Determine which lines of the records include the word "Hand", and copy them.

━━━━━ SOURCE DATA

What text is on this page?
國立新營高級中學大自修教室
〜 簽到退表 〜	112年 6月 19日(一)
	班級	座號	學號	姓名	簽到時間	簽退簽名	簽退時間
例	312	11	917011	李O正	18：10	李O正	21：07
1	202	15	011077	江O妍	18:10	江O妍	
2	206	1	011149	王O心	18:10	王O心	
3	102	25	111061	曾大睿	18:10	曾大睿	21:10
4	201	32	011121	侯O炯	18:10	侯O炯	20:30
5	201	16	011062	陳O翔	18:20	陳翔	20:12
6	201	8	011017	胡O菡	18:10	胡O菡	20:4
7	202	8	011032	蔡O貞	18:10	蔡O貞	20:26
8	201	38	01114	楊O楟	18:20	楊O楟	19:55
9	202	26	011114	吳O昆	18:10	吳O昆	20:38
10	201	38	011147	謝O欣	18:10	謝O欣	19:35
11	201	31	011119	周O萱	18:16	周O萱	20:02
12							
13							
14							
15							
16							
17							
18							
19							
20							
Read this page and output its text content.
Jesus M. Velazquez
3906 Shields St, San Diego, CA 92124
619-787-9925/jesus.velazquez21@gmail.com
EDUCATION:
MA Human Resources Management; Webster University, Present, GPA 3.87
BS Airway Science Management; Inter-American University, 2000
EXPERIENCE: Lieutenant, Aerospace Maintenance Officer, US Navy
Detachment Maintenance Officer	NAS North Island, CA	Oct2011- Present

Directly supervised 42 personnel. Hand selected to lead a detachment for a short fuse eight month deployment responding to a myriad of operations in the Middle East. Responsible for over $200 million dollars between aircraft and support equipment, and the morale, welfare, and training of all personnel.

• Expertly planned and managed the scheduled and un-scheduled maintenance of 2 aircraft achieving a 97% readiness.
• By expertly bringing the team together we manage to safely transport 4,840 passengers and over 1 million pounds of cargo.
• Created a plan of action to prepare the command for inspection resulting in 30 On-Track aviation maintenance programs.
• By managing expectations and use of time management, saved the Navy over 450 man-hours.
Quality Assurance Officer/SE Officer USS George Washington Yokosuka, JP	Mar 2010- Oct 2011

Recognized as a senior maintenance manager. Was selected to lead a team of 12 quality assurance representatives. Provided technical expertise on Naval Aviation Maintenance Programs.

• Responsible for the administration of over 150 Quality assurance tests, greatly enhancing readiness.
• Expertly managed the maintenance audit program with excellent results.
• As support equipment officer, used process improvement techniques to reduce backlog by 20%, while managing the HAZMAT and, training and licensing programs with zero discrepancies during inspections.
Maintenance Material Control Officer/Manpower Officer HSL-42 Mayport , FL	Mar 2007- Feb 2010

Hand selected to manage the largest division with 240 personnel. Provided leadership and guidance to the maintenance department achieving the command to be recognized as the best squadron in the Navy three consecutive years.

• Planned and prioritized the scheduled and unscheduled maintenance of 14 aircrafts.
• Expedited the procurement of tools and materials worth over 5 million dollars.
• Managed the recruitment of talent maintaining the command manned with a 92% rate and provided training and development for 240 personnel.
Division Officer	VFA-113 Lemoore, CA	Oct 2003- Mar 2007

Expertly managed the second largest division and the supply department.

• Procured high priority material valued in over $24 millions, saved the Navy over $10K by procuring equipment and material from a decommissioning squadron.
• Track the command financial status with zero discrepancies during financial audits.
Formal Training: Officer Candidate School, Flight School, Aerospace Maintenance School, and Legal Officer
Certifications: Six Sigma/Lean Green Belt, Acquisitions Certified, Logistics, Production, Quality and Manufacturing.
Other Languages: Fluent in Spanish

━━━━━━━━━━

[SOLUTION BELOW]
Directly supervised 42 personnel. Hand selected to lead a detachment for a short fuse eight month deployment responding to a myriad of operations in the Middle East. Responsible for over $200 million dollars between aircraft and support equipment, and the morale, welfare, and training of all personnel.
Hand selected to manage the largest division with 240 personnel. Provided leadership and guidance to the maintenance department achieving the command to be recognized as the best squadron in the Navy three consecutive years.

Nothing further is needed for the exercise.